*What you should do:* Among the records below, find each line that includes the string "information" and copy it.
## Start Records
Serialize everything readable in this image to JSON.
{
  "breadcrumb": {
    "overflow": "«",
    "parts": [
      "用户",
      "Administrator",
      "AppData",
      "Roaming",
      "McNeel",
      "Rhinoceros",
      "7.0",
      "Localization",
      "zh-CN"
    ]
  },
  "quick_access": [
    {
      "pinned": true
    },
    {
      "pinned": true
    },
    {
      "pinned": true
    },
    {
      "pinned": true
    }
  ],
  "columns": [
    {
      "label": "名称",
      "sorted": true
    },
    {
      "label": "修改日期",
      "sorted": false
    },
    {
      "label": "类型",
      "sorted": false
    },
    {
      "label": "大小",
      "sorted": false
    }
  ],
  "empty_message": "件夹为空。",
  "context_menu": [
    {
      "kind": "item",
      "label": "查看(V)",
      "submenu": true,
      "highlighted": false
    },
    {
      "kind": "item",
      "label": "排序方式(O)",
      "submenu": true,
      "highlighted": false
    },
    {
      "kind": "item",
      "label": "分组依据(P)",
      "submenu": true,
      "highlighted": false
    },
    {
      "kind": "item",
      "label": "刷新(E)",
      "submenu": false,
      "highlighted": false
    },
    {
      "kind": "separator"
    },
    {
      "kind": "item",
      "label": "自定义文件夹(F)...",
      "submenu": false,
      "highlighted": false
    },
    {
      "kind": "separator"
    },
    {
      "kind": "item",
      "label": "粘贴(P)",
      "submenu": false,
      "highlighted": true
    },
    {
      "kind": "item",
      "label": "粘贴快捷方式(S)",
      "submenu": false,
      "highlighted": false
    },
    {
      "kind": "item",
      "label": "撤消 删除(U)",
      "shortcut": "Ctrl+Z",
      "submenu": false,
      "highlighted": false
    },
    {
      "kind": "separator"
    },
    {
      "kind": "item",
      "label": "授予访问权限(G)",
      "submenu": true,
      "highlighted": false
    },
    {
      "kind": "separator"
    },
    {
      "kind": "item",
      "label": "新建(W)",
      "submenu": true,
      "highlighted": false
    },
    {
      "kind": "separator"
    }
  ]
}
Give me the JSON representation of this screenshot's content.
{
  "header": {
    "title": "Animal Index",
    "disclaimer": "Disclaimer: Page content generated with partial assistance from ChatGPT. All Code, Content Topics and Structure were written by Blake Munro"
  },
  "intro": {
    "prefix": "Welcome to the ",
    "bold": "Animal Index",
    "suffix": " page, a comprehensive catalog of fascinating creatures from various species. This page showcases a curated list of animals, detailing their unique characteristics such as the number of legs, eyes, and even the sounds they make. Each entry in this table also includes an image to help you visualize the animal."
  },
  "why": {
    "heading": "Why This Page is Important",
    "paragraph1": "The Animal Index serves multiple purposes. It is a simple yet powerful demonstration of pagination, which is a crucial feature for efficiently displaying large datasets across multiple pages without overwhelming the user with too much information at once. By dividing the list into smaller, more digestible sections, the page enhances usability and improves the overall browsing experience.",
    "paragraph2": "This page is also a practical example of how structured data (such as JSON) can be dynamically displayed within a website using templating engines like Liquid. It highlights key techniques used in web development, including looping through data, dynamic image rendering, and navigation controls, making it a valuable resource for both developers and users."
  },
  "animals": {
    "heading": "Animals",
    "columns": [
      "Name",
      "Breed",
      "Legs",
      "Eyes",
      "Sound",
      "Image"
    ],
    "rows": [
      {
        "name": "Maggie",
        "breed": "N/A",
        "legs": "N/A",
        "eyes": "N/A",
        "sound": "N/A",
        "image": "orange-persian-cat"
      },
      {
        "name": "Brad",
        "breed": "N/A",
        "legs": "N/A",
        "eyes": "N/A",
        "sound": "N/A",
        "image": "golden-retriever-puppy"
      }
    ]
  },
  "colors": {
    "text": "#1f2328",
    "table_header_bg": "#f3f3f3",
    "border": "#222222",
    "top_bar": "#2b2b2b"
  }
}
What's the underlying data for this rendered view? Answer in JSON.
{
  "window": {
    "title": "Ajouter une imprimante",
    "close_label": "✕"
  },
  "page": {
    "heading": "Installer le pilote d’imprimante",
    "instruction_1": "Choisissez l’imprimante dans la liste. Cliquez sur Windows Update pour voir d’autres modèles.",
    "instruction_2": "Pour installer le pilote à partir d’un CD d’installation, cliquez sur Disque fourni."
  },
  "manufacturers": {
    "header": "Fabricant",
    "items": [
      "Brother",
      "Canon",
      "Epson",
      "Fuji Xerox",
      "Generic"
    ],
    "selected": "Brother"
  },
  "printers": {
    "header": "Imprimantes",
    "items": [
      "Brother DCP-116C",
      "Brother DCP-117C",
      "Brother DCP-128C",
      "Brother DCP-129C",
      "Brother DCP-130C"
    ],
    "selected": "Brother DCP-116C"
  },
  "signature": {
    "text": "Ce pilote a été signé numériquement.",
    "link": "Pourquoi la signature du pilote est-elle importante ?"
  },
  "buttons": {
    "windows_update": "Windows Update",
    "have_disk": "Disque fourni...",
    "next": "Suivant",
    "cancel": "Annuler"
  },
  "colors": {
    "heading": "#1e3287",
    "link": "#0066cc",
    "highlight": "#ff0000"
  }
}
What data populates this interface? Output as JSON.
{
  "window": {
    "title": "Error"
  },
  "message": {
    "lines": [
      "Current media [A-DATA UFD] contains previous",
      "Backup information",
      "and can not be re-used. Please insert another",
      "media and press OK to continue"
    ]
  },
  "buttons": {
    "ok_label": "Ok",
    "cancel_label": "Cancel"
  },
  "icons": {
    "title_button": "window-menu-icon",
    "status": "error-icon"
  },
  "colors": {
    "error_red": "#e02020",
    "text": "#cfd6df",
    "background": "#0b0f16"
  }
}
## End Records
*Full solution:*
    "paragraph1": "The Animal Index serves multiple purposes. It is a simple yet powerful demonstration of pagination, which is a crucial feature for efficiently displaying large datasets across multiple pages without overwhelming the user with too much information at once. By dividing the list into smaller, more digestible sections, the page enhances usability and improves the overall browsing experience.",
      "Backup information",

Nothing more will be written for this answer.